* [SHORT PROBLEM]:
Which lines in the records below contain the word "nghiêng"? Copy each one out.

# Start of RECORDS SUPPLIED

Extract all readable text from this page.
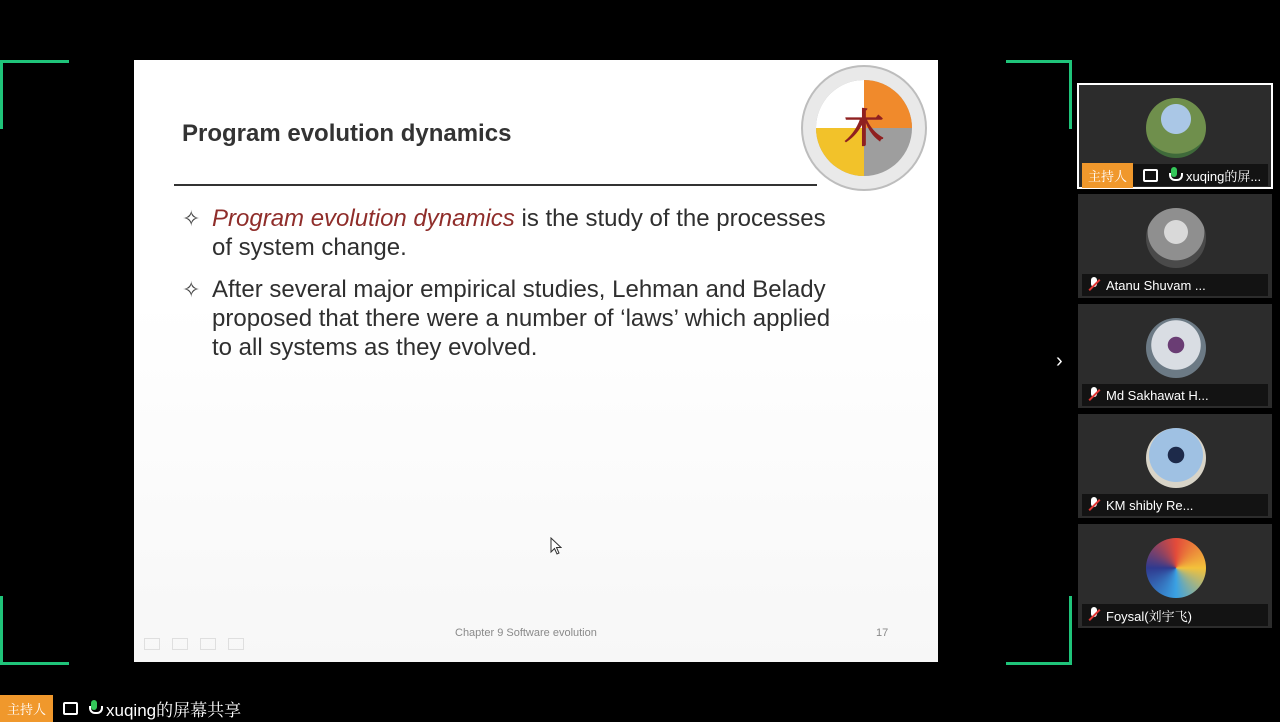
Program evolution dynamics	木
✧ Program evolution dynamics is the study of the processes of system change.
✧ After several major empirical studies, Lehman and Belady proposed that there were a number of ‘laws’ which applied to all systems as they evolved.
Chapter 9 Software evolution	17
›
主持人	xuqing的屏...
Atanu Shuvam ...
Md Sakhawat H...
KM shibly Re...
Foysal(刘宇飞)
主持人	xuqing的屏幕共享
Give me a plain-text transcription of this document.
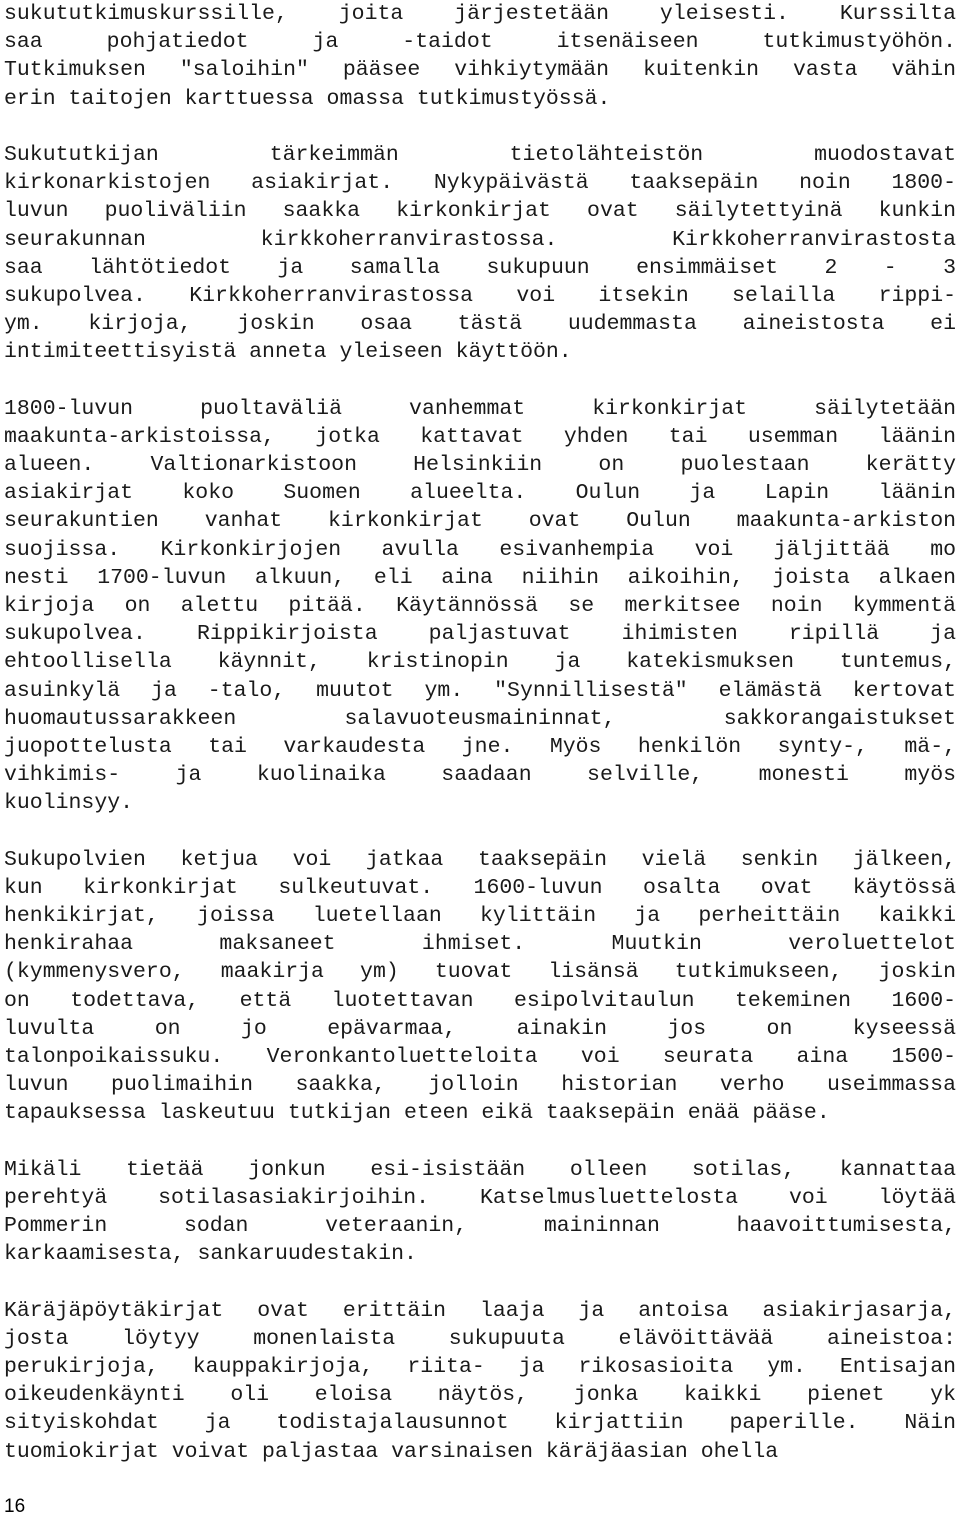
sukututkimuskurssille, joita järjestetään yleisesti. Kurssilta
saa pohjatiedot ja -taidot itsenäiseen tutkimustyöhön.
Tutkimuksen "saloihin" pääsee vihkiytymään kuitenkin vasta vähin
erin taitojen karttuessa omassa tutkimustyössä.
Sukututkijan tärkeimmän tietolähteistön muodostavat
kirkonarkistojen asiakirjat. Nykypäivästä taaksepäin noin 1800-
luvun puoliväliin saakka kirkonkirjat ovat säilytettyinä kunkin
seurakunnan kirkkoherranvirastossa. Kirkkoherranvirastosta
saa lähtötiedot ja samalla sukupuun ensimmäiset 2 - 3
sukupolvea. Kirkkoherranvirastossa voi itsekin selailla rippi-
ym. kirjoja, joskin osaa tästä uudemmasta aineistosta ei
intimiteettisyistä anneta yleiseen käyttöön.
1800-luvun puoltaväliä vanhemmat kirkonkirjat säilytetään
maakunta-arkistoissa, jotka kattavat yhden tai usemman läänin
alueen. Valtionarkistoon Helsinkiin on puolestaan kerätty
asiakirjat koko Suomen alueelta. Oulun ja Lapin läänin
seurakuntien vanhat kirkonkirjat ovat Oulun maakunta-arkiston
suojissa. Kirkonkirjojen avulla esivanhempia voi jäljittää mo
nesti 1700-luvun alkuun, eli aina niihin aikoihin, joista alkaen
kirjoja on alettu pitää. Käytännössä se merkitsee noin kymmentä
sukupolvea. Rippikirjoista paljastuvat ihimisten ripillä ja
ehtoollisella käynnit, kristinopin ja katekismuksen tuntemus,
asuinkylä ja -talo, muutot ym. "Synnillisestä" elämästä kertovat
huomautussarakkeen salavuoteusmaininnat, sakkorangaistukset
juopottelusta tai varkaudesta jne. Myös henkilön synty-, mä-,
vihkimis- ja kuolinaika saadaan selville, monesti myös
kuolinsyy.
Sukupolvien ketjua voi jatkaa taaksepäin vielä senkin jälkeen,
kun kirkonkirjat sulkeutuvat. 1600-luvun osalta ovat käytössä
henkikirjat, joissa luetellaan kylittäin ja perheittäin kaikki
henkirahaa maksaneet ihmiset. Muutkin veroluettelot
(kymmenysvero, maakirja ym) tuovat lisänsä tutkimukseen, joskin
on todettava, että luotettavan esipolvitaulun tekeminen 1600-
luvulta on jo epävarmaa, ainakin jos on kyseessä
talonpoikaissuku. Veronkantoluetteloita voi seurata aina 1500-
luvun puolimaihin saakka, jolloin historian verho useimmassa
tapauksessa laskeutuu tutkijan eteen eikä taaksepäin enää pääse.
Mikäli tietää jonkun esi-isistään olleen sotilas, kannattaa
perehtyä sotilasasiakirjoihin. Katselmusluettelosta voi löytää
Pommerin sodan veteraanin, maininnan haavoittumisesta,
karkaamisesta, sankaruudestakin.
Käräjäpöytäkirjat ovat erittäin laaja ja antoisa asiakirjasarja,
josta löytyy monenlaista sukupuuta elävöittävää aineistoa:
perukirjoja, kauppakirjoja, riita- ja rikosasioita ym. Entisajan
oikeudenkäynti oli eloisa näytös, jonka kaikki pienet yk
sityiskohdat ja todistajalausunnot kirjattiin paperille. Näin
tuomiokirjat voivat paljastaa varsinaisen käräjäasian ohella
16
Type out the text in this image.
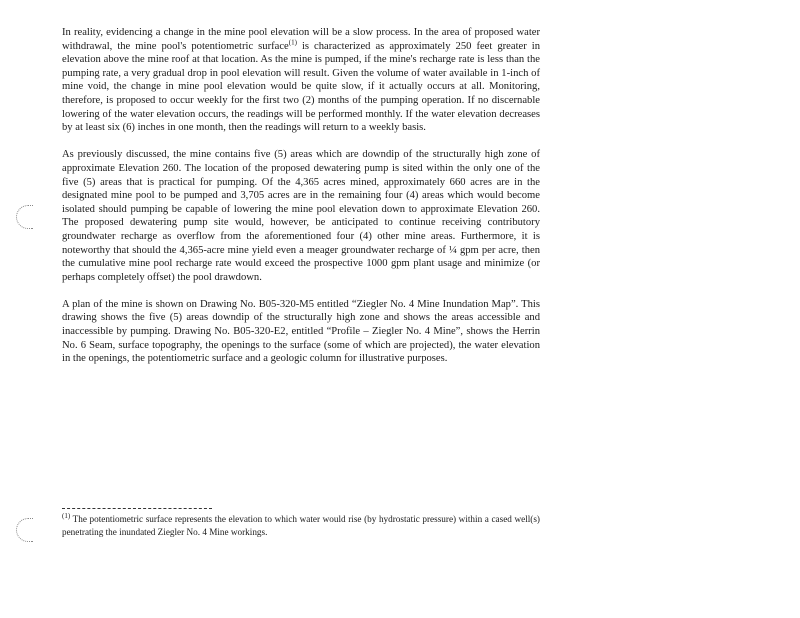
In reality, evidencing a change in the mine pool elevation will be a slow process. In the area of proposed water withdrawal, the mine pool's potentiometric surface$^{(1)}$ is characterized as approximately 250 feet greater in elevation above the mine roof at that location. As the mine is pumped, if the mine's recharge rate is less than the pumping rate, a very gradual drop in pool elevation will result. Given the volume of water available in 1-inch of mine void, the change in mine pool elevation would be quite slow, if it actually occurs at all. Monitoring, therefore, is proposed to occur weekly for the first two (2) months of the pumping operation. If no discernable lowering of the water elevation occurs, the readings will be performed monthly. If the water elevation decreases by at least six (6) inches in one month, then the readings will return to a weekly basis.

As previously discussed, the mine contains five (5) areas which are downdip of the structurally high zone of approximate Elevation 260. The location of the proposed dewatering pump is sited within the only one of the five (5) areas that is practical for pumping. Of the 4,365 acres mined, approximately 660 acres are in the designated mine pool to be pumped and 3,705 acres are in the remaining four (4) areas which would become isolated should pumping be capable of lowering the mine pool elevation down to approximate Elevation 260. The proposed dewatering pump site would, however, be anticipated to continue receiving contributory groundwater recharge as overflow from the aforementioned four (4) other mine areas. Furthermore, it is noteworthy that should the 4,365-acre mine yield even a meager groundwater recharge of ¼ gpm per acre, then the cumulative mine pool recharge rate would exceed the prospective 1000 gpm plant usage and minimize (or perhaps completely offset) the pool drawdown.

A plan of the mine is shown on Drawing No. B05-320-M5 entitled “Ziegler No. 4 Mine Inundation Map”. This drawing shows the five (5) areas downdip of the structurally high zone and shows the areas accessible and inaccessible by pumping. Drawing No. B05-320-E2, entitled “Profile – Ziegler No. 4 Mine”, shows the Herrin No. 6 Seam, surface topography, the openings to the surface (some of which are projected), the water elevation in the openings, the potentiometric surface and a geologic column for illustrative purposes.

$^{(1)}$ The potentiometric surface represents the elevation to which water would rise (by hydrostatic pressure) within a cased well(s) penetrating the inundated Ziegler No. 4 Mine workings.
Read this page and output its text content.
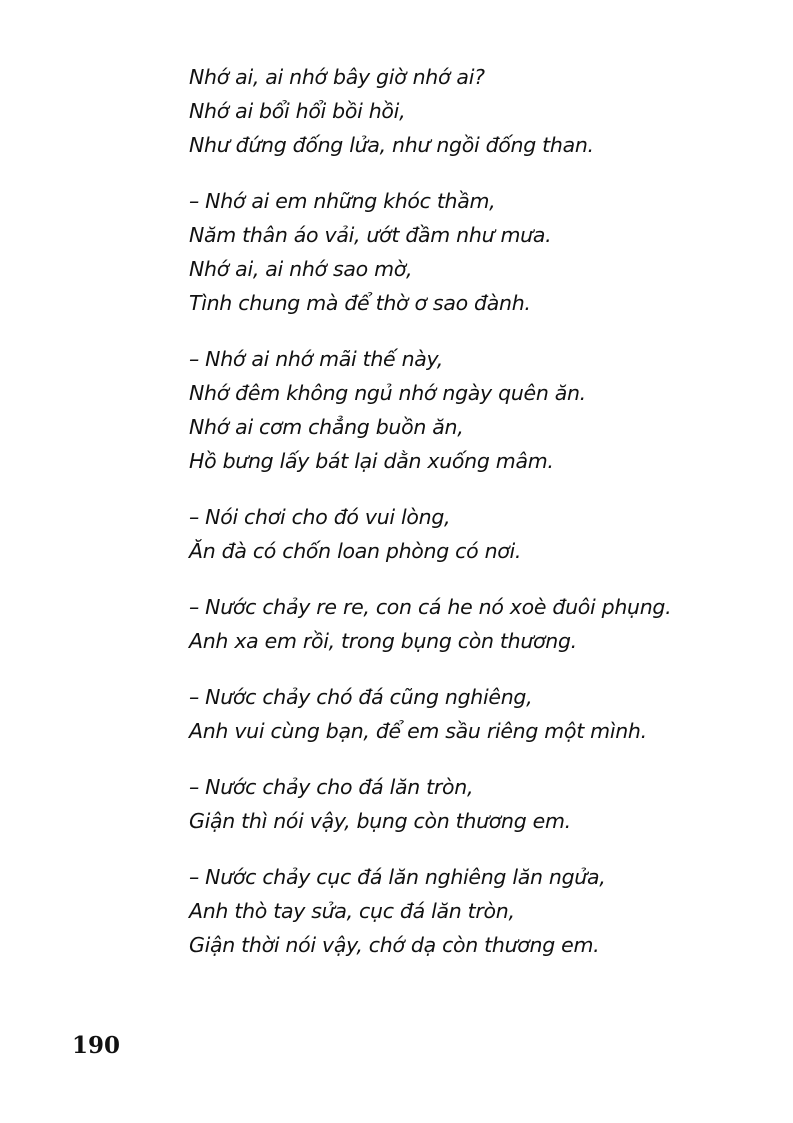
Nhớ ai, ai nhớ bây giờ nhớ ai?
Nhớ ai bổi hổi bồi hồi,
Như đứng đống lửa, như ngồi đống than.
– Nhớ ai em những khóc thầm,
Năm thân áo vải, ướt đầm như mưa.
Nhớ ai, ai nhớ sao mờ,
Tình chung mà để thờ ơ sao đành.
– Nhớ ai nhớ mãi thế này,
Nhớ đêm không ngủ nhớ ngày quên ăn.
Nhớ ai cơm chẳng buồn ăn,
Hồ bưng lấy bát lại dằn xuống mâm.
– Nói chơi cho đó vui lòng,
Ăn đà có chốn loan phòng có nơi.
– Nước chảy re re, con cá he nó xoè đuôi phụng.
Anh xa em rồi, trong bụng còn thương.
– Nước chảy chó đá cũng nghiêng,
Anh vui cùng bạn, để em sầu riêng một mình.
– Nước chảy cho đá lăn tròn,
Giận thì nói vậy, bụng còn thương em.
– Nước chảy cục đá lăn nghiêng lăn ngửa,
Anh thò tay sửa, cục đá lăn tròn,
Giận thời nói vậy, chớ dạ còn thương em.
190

# End of RECORDS SUPPLIED

* [FINAL RESULT]:
– Nước chảy chó đá cũng nghiêng,
– Nước chảy cục đá lăn nghiêng lăn ngửa,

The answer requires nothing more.